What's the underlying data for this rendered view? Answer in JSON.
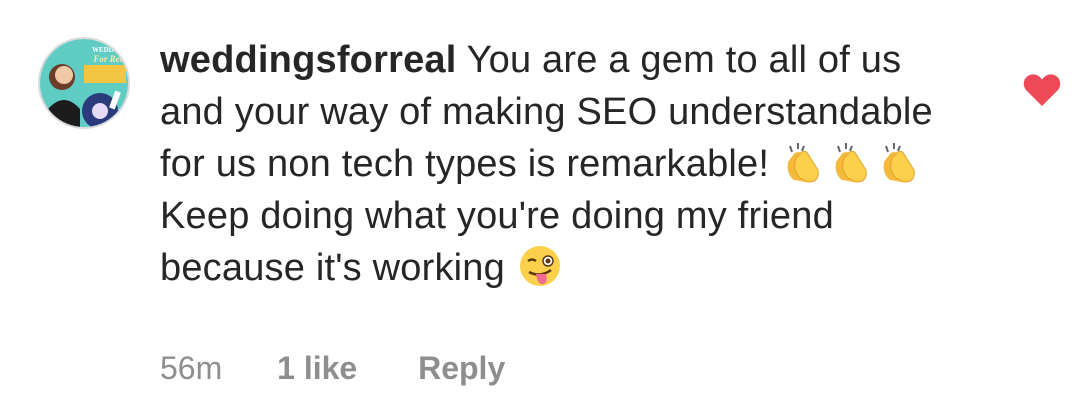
{
  "comment": {
    "avatar": {
      "brand_lines": [
        "WEDDINGS",
        "For Real"
      ]
    },
    "username": "weddingsforreal",
    "text_parts": [
      " You are a gem to all of us and your way of making SEO understandable for us non tech types is remarkable! ",
      "Keep doing what you're doing my friend because it's working "
    ],
    "emojis": {
      "clap": "clapping-hands",
      "wink": "winking-face-with-tongue"
    },
    "meta": {
      "time": "56m",
      "likes": "1 like",
      "reply": "Reply"
    },
    "liked": true,
    "colors": {
      "heart": "#ed4956",
      "meta_text": "#8e8e8e",
      "avatar_bg": "#5fcdc4"
    }
  }
}
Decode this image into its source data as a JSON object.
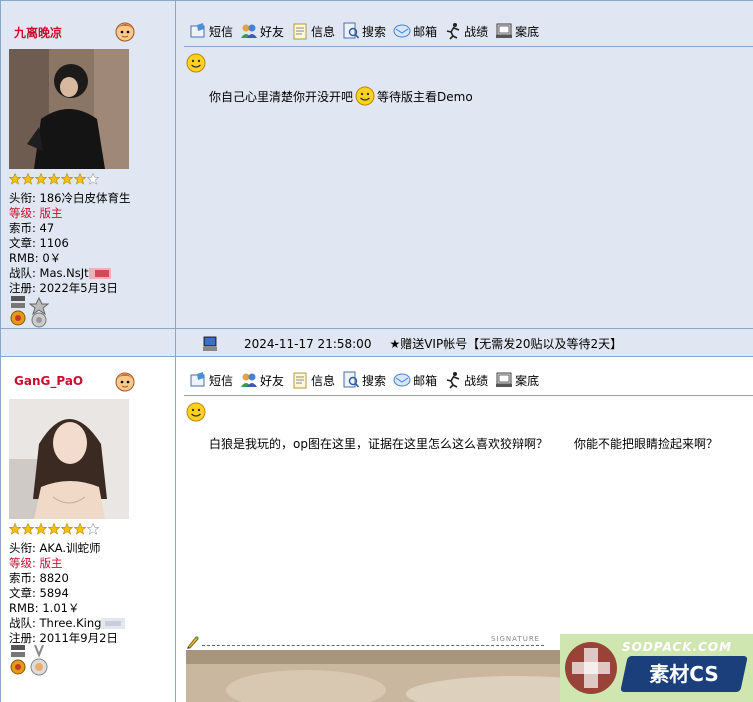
{
  "toolbar": {
    "items": [
      {
        "label": "短信",
        "icon": "sms-icon"
      },
      {
        "label": "好友",
        "icon": "friends-icon"
      },
      {
        "label": "信息",
        "icon": "profile-info-icon"
      },
      {
        "label": "搜索",
        "icon": "search-icon"
      },
      {
        "label": "邮箱",
        "icon": "mail-icon"
      },
      {
        "label": "战绩",
        "icon": "record-icon"
      },
      {
        "label": "案底",
        "icon": "case-record-icon"
      }
    ]
  },
  "post1": {
    "username": "九离晚凉",
    "stars": 6,
    "stars_total": 7,
    "title_label": "头衔:",
    "title_value": "186冷白皮体育生",
    "level_label": "等级:",
    "level_value": "版主",
    "coins_label": "索币:",
    "coins_value": "47",
    "posts_label": "文章:",
    "posts_value": "1106",
    "rmb_label": "RMB:",
    "rmb_value": "0￥",
    "clan_label": "战队:",
    "clan_value": "Mas.NsJt",
    "reg_label": "注册:",
    "reg_value": "2022年5月3日",
    "content_before": "你自己心里清楚你开没开吧",
    "content_after": "等待版主看Demo"
  },
  "separator": {
    "date": "2024-11-17 21:58:00",
    "ad": "★赠送VIP帐号【无需发20贴以及等待2天】"
  },
  "post2": {
    "username": "GanG_PaO",
    "stars": 6,
    "stars_total": 7,
    "title_label": "头衔:",
    "title_value": "AKA.训蛇师",
    "level_label": "等级:",
    "level_value": "版主",
    "coins_label": "索币:",
    "coins_value": "8820",
    "posts_label": "文章:",
    "posts_value": "5894",
    "rmb_label": "RMB:",
    "rmb_value": "1.01￥",
    "clan_label": "战队:",
    "clan_value": "Three.King",
    "reg_label": "注册:",
    "reg_value": "2011年9月2日",
    "content_part1": "白狼是我玩的，op图在这里，证据在这里怎么这么喜欢狡辩啊？",
    "content_part2": "你能不能把眼睛捡起来啊？",
    "signature_label": "SIGNATURE"
  },
  "watermark": {
    "url": "SODPACK.COM",
    "name": "素材CS"
  },
  "colors": {
    "post_bg": "#e1e7f2",
    "border": "#8aa6c8",
    "red": "#c8102e"
  }
}
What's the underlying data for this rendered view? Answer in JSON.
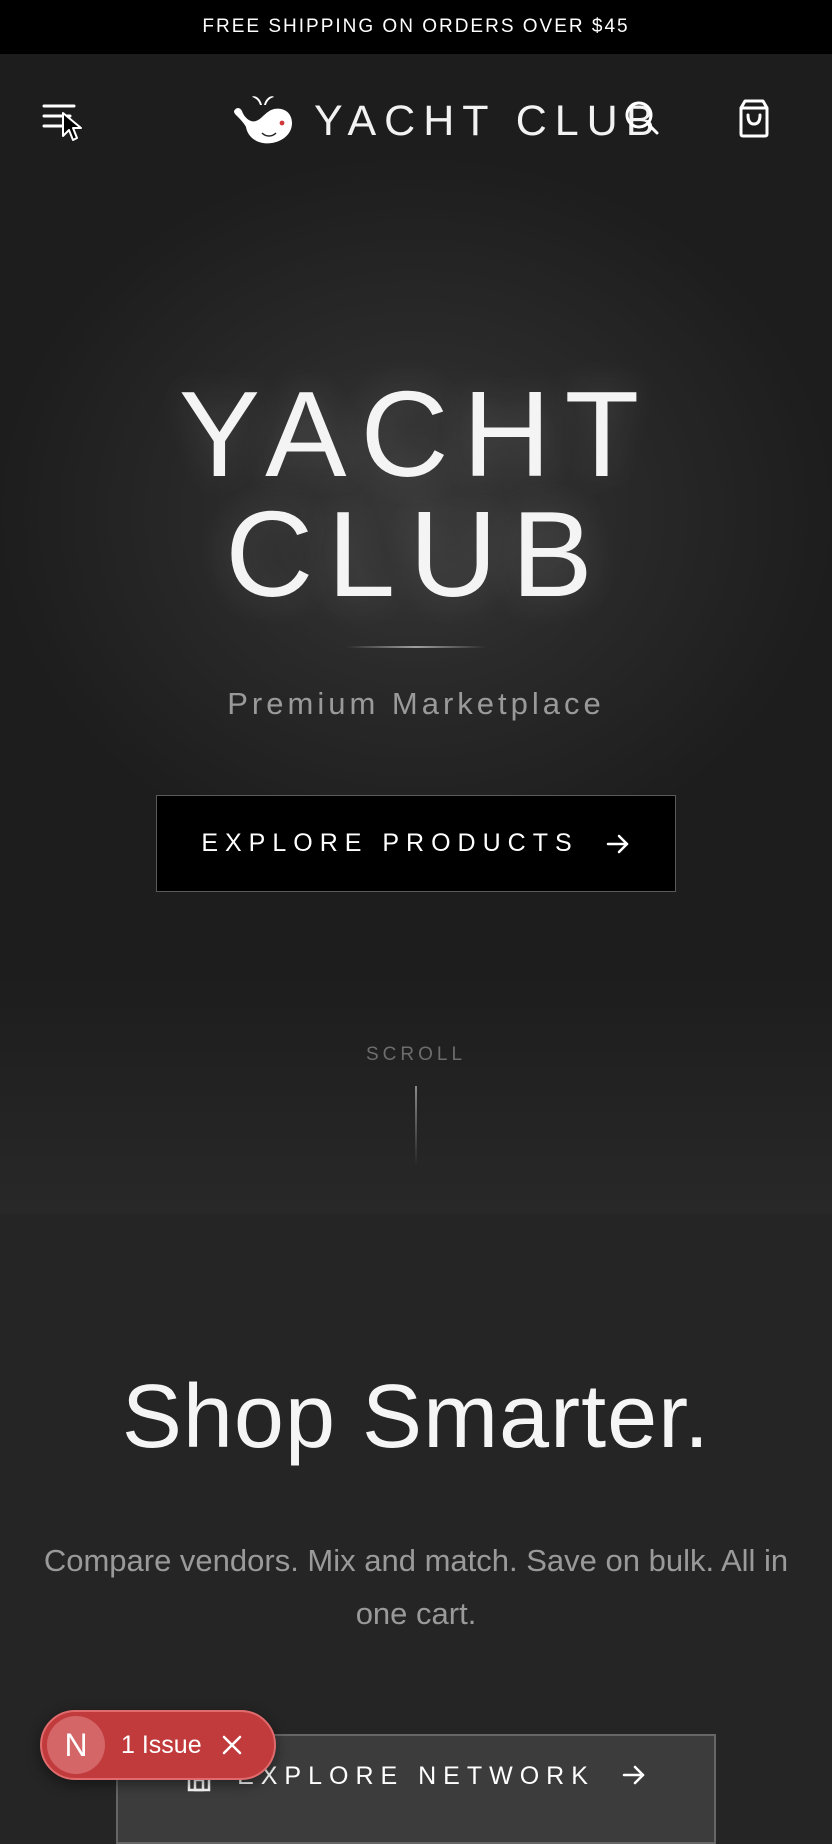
{
  "promo": {
    "text": "FREE SHIPPING ON ORDERS OVER $45"
  },
  "header": {
    "brand": "YACHT CLUB",
    "menu_icon": "menu-icon",
    "logo_icon": "whale-icon",
    "search_icon": "search-icon",
    "cart_icon": "shopping-bag-icon"
  },
  "hero": {
    "title_line1": "YACHT",
    "title_line2": "CLUB",
    "subtitle": "Premium Marketplace",
    "cta_label": "EXPLORE PRODUCTS",
    "scroll_label": "SCROLL"
  },
  "section": {
    "title": "Shop Smarter.",
    "text": "Compare vendors. Mix and match. Save on bulk. All in one cart.",
    "cta_label": "EXPLORE NETWORK"
  },
  "dev_overlay": {
    "avatar_letter": "N",
    "issues_label": "1 Issue"
  },
  "colors": {
    "background": "#252525",
    "promo_bar": "#000000",
    "issue_badge": "#c13b3d",
    "accent_dot": "#d0383a"
  }
}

→ Short task
Images in the records should not be copied. Repeat all the rest exactly.

→ Solution for this exercise
What's the underlying data for this rendered view? Answer in JSON.
{
  "comment": {
    "avatar": {
      "brand_lines": [
        "WEDDINGS",
        "For Real"
      ]
    },
    "username": "weddingsforreal",
    "text_parts": [
      " You are a gem to all of us and your way of making SEO understandable for us non tech types is remarkable! ",
      "Keep doing what you're doing my friend because it's working "
    ],
    "emojis": {
      "clap": "clapping-hands",
      "wink": "winking-face-with-tongue"
    },
    "meta": {
      "time": "56m",
      "likes": "1 like",
      "reply": "Reply"
    },
    "liked": true,
    "colors": {
      "heart": "#ed4956",
      "meta_text": "#8e8e8e",
      "avatar_bg": "#5fcdc4"
    }
  }
}
Decode this image into its source data as a JSON object.
{
  "toolbar": {
    "items": [
      {
        "label": "短信",
        "icon": "sms-icon"
      },
      {
        "label": "好友",
        "icon": "friends-icon"
      },
      {
        "label": "信息",
        "icon": "profile-info-icon"
      },
      {
        "label": "搜索",
        "icon": "search-icon"
      },
      {
        "label": "邮箱",
        "icon": "mail-icon"
      },
      {
        "label": "战绩",
        "icon": "record-icon"
      },
      {
        "label": "案底",
        "icon": "case-record-icon"
      }
    ]
  },
  "post1": {
    "username": "九离晚凉",
    "stars": 6,
    "stars_total": 7,
    "title_label": "头衔:",
    "title_value": "186冷白皮体育生",
    "level_label": "等级:",
    "level_value": "版主",
    "coins_label": "索币:",
    "coins_value": "47",
    "posts_label": "文章:",
    "posts_value": "1106",
    "rmb_label": "RMB:",
    "rmb_value": "0￥",
    "clan_label": "战队:",
    "clan_value": "Mas.NsJt",
    "reg_label": "注册:",
    "reg_value": "2022年5月3日",
    "content_before": "你自己心里清楚你开没开吧",
    "content_after": "等待版主看Demo"
  },
  "separator": {
    "date": "2024-11-17 21:58:00",
    "ad": "★赠送VIP帐号【无需发20贴以及等待2天】"
  },
  "post2": {
    "username": "GanG_PaO",
    "stars": 6,
    "stars_total": 7,
    "title_label": "头衔:",
    "title_value": "AKA.训蛇师",
    "level_label": "等级:",
    "level_value": "版主",
    "coins_label": "索币:",
    "coins_value": "8820",
    "posts_label": "文章:",
    "posts_value": "5894",
    "rmb_label": "RMB:",
    "rmb_value": "1.01￥",
    "clan_label": "战队:",
    "clan_value": "Three.King",
    "reg_label": "注册:",
    "reg_value": "2011年9月2日",
    "content_part1": "白狼是我玩的，op图在这里，证据在这里怎么这么喜欢狡辩啊？",
    "content_part2": "你能不能把眼睛捡起来啊？",
    "signature_label": "SIGNATURE"
  },
  "watermark": {
    "url": "SODPACK.COM",
    "name": "素材CS"
  },
  "colors": {
    "post_bg": "#e1e7f2",
    "border": "#8aa6c8",
    "red": "#c8102e"
  }
}
What's the underlying data for this rendered view? Answer in JSON.
{
  "promo": {
    "text": "FREE SHIPPING ON ORDERS OVER $45"
  },
  "header": {
    "brand": "YACHT CLUB",
    "menu_icon": "menu-icon",
    "logo_icon": "whale-icon",
    "search_icon": "search-icon",
    "cart_icon": "shopping-bag-icon"
  },
  "hero": {
    "title_line1": "YACHT",
    "title_line2": "CLUB",
    "subtitle": "Premium Marketplace",
    "cta_label": "EXPLORE PRODUCTS",
    "scroll_label": "SCROLL"
  },
  "section": {
    "title": "Shop Smarter.",
    "text": "Compare vendors. Mix and match. Save on bulk. All in one cart.",
    "cta_label": "EXPLORE NETWORK"
  },
  "dev_overlay": {
    "avatar_letter": "N",
    "issues_label": "1 Issue"
  },
  "colors": {
    "background": "#252525",
    "promo_bar": "#000000",
    "issue_badge": "#c13b3d",
    "accent_dot": "#d0383a"
  }
}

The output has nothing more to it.